** BEGIN Data entries **

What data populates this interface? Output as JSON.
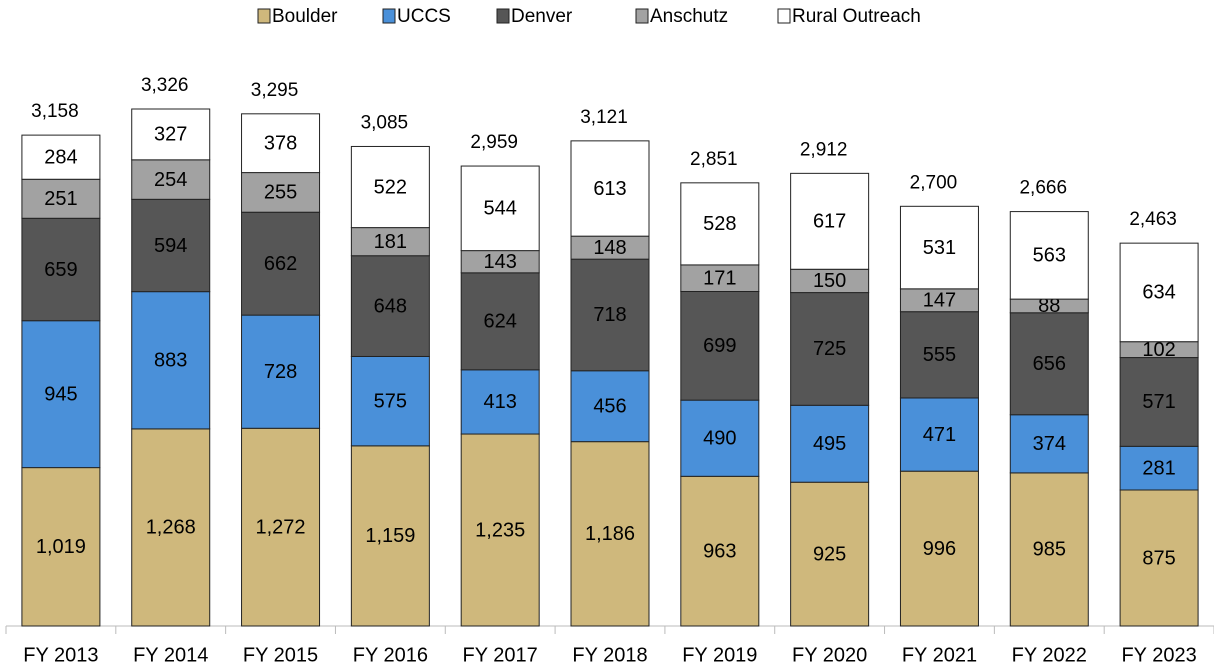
{
  "chart_data": {
    "type": "stacked-bar",
    "categories": [
      "FY 2013",
      "FY 2014",
      "FY 2015",
      "FY 2016",
      "FY 2017",
      "FY 2018",
      "FY 2019",
      "FY 2020",
      "FY 2021",
      "FY 2022",
      "FY 2023"
    ],
    "series": [
      {
        "name": "Boulder",
        "color": "#cfb87c",
        "values": [
          1019,
          1268,
          1272,
          1159,
          1235,
          1186,
          963,
          925,
          996,
          985,
          875
        ],
        "value_labels": [
          "1,019",
          "1,268",
          "1,272",
          "1,159",
          "1,235",
          "1,186",
          "963",
          "925",
          "996",
          "985",
          "875"
        ]
      },
      {
        "name": "UCCS",
        "color": "#4a90d9",
        "values": [
          945,
          883,
          728,
          575,
          413,
          456,
          490,
          495,
          471,
          374,
          281
        ]
      },
      {
        "name": "Denver",
        "color": "#565656",
        "values": [
          659,
          594,
          662,
          648,
          624,
          718,
          699,
          725,
          555,
          656,
          571
        ]
      },
      {
        "name": "Anschutz",
        "color": "#a2a2a2",
        "values": [
          251,
          254,
          255,
          181,
          143,
          148,
          171,
          150,
          147,
          88,
          102
        ]
      },
      {
        "name": "Rural Outreach",
        "color": "#ffffff",
        "values": [
          284,
          327,
          378,
          522,
          544,
          613,
          528,
          617,
          531,
          563,
          634
        ]
      }
    ],
    "totals": [
      3158,
      3326,
      3295,
      3085,
      2959,
      3121,
      2851,
      2912,
      2700,
      2666,
      2463
    ],
    "total_labels": [
      "3,158",
      "3,326",
      "3,295",
      "3,085",
      "2,959",
      "3,121",
      "2,851",
      "2,912",
      "2,700",
      "2,666",
      "2,463"
    ],
    "legend": "top"
  }
}
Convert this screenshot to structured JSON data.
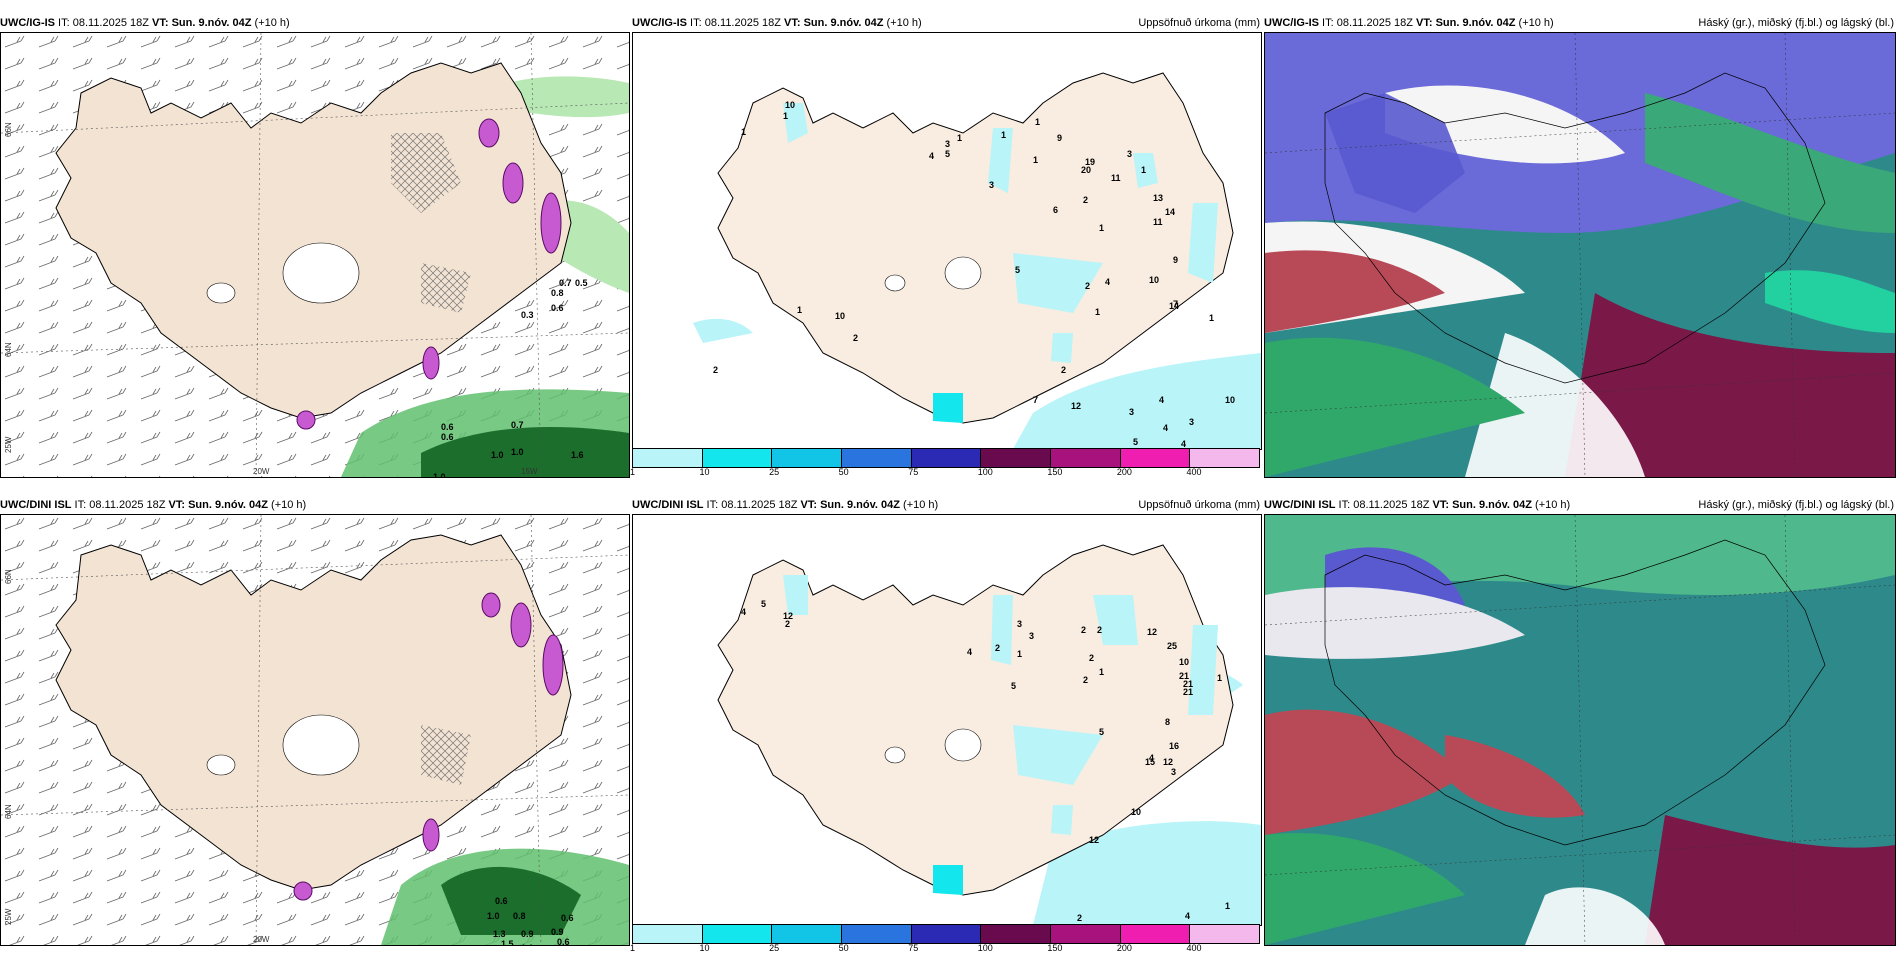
{
  "panels": [
    {
      "model": "UWC/IG-IS",
      "it": " IT: 08.11.2025 18Z ",
      "vt_label": "VT:",
      "vt_value": "Sun. 9.nóv. 04Z",
      "lead": " (+10 h)",
      "right": ""
    },
    {
      "model": "UWC/IG-IS",
      "it": " IT: 08.11.2025 18Z ",
      "vt_label": "VT:",
      "vt_value": "Sun. 9.nóv. 04Z",
      "lead": " (+10 h)",
      "right": "Uppsöfnuð úrkoma (mm)"
    },
    {
      "model": "UWC/IG-IS",
      "it": " IT: 08.11.2025 18Z ",
      "vt_label": "VT:",
      "vt_value": "Sun. 9.nóv. 04Z",
      "lead": " (+10 h)",
      "right": "Háský (gr.), miðský (fj.bl.) og lágský (bl.)"
    },
    {
      "model": "UWC/DINI ISL",
      "it": " IT: 08.11.2025 18Z ",
      "vt_label": "VT:",
      "vt_value": "Sun. 9.nóv. 04Z",
      "lead": " (+10 h)",
      "right": ""
    },
    {
      "model": "UWC/DINI ISL",
      "it": " IT: 08.11.2025 18Z ",
      "vt_label": "VT:",
      "vt_value": "Sun. 9.nóv. 04Z",
      "lead": " (+10 h)",
      "right": "Uppsöfnuð úrkoma (mm)"
    },
    {
      "model": "UWC/DINI ISL",
      "it": " IT: 08.11.2025 18Z ",
      "vt_label": "VT:",
      "vt_value": "Sun. 9.nóv. 04Z",
      "lead": " (+10 h)",
      "right": "Háský (gr.), miðský (fj.bl.) og lágský (bl.)"
    }
  ],
  "axis_labels": {
    "lat66": "66N",
    "lat64": "64N",
    "lon25": "25W",
    "lon20": "20W",
    "lon15": "15W"
  },
  "legend": {
    "ticks": [
      "1",
      "10",
      "25",
      "50",
      "75",
      "100",
      "150",
      "200",
      "400"
    ],
    "colors": [
      "#b8f4f8",
      "#14e6ee",
      "#12c4e6",
      "#2a74e0",
      "#2a2ab4",
      "#6a0a4e",
      "#a8127c",
      "#f01eb0",
      "#f4b8ec"
    ]
  },
  "top_precip_values": [
    "10",
    "1",
    "1",
    "2",
    "3",
    "4",
    "3",
    "5",
    "1",
    "1",
    "1",
    "9",
    "19",
    "20",
    "11",
    "1",
    "3",
    "13",
    "2",
    "11",
    "14",
    "1",
    "6",
    "5",
    "9",
    "4",
    "7",
    "10",
    "2",
    "14",
    "1",
    "1",
    "2",
    "1",
    "2",
    "10",
    "10",
    "12",
    "3",
    "4",
    "4",
    "3",
    "7",
    "4",
    "5",
    "1"
  ],
  "bottom_precip_values": [
    "5",
    "4",
    "12",
    "2",
    "3",
    "2",
    "4",
    "3",
    "1",
    "2",
    "12",
    "2",
    "25",
    "10",
    "1",
    "2",
    "21",
    "1",
    "2",
    "5",
    "21",
    "21",
    "5",
    "8",
    "4",
    "12",
    "16",
    "15",
    "12",
    "3",
    "10",
    "1",
    "2",
    "1",
    "3",
    "4",
    "4",
    "4",
    "4",
    "4",
    "1"
  ],
  "top_left_values": [
    "0.7",
    "0.5",
    "0.8",
    "0.6",
    "0.3",
    "0.6",
    "0.6",
    "0.7",
    "1.0",
    "1.0",
    "1.6",
    "1.0"
  ],
  "bottom_left_values": [
    "0.6",
    "1.0",
    "0.8",
    "0.6",
    "1.3",
    "0.9",
    "0.9",
    "0.6",
    "1.1",
    "0.7",
    "1.5"
  ]
}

** END Data entries **

Short task: Your task is to transcribe all of the records precisely, with no images included.

Solution to this exercise:
What data populates this interface? Output as JSON.
{
  "chart_data": {
    "type": "stacked-bar",
    "categories": [
      "FY 2013",
      "FY 2014",
      "FY 2015",
      "FY 2016",
      "FY 2017",
      "FY 2018",
      "FY 2019",
      "FY 2020",
      "FY 2021",
      "FY 2022",
      "FY 2023"
    ],
    "series": [
      {
        "name": "Boulder",
        "color": "#cfb87c",
        "values": [
          1019,
          1268,
          1272,
          1159,
          1235,
          1186,
          963,
          925,
          996,
          985,
          875
        ],
        "value_labels": [
          "1,019",
          "1,268",
          "1,272",
          "1,159",
          "1,235",
          "1,186",
          "963",
          "925",
          "996",
          "985",
          "875"
        ]
      },
      {
        "name": "UCCS",
        "color": "#4a90d9",
        "values": [
          945,
          883,
          728,
          575,
          413,
          456,
          490,
          495,
          471,
          374,
          281
        ]
      },
      {
        "name": "Denver",
        "color": "#565656",
        "values": [
          659,
          594,
          662,
          648,
          624,
          718,
          699,
          725,
          555,
          656,
          571
        ]
      },
      {
        "name": "Anschutz",
        "color": "#a2a2a2",
        "values": [
          251,
          254,
          255,
          181,
          143,
          148,
          171,
          150,
          147,
          88,
          102
        ]
      },
      {
        "name": "Rural Outreach",
        "color": "#ffffff",
        "values": [
          284,
          327,
          378,
          522,
          544,
          613,
          528,
          617,
          531,
          563,
          634
        ]
      }
    ],
    "totals": [
      3158,
      3326,
      3295,
      3085,
      2959,
      3121,
      2851,
      2912,
      2700,
      2666,
      2463
    ],
    "total_labels": [
      "3,158",
      "3,326",
      "3,295",
      "3,085",
      "2,959",
      "3,121",
      "2,851",
      "2,912",
      "2,700",
      "2,666",
      "2,463"
    ],
    "legend": "top"
  }
}
Convert this screenshot to structured JSON data.
{
  "panels": [
    {
      "model": "UWC/IG-IS",
      "it": " IT: 08.11.2025 18Z ",
      "vt_label": "VT:",
      "vt_value": "Sun. 9.nóv. 04Z",
      "lead": " (+10 h)",
      "right": ""
    },
    {
      "model": "UWC/IG-IS",
      "it": " IT: 08.11.2025 18Z ",
      "vt_label": "VT:",
      "vt_value": "Sun. 9.nóv. 04Z",
      "lead": " (+10 h)",
      "right": "Uppsöfnuð úrkoma (mm)"
    },
    {
      "model": "UWC/IG-IS",
      "it": " IT: 08.11.2025 18Z ",
      "vt_label": "VT:",
      "vt_value": "Sun. 9.nóv. 04Z",
      "lead": " (+10 h)",
      "right": "Háský (gr.), miðský (fj.bl.) og lágský (bl.)"
    },
    {
      "model": "UWC/DINI ISL",
      "it": " IT: 08.11.2025 18Z ",
      "vt_label": "VT:",
      "vt_value": "Sun. 9.nóv. 04Z",
      "lead": " (+10 h)",
      "right": ""
    },
    {
      "model": "UWC/DINI ISL",
      "it": " IT: 08.11.2025 18Z ",
      "vt_label": "VT:",
      "vt_value": "Sun. 9.nóv. 04Z",
      "lead": " (+10 h)",
      "right": "Uppsöfnuð úrkoma (mm)"
    },
    {
      "model": "UWC/DINI ISL",
      "it": " IT: 08.11.2025 18Z ",
      "vt_label": "VT:",
      "vt_value": "Sun. 9.nóv. 04Z",
      "lead": " (+10 h)",
      "right": "Háský (gr.), miðský (fj.bl.) og lágský (bl.)"
    }
  ],
  "axis_labels": {
    "lat66": "66N",
    "lat64": "64N",
    "lon25": "25W",
    "lon20": "20W",
    "lon15": "15W"
  },
  "legend": {
    "ticks": [
      "1",
      "10",
      "25",
      "50",
      "75",
      "100",
      "150",
      "200",
      "400"
    ],
    "colors": [
      "#b8f4f8",
      "#14e6ee",
      "#12c4e6",
      "#2a74e0",
      "#2a2ab4",
      "#6a0a4e",
      "#a8127c",
      "#f01eb0",
      "#f4b8ec"
    ]
  },
  "top_precip_values": [
    "10",
    "1",
    "1",
    "2",
    "3",
    "4",
    "3",
    "5",
    "1",
    "1",
    "1",
    "9",
    "19",
    "20",
    "11",
    "1",
    "3",
    "13",
    "2",
    "11",
    "14",
    "1",
    "6",
    "5",
    "9",
    "4",
    "7",
    "10",
    "2",
    "14",
    "1",
    "1",
    "2",
    "1",
    "2",
    "10",
    "10",
    "12",
    "3",
    "4",
    "4",
    "3",
    "7",
    "4",
    "5",
    "1"
  ],
  "bottom_precip_values": [
    "5",
    "4",
    "12",
    "2",
    "3",
    "2",
    "4",
    "3",
    "1",
    "2",
    "12",
    "2",
    "25",
    "10",
    "1",
    "2",
    "21",
    "1",
    "2",
    "5",
    "21",
    "21",
    "5",
    "8",
    "4",
    "12",
    "16",
    "15",
    "12",
    "3",
    "10",
    "1",
    "2",
    "1",
    "3",
    "4",
    "4",
    "4",
    "4",
    "4",
    "1"
  ],
  "top_left_values": [
    "0.7",
    "0.5",
    "0.8",
    "0.6",
    "0.3",
    "0.6",
    "0.6",
    "0.7",
    "1.0",
    "1.0",
    "1.6",
    "1.0"
  ],
  "bottom_left_values": [
    "0.6",
    "1.0",
    "0.8",
    "0.6",
    "1.3",
    "0.9",
    "0.9",
    "0.6",
    "1.1",
    "0.7",
    "1.5"
  ]
}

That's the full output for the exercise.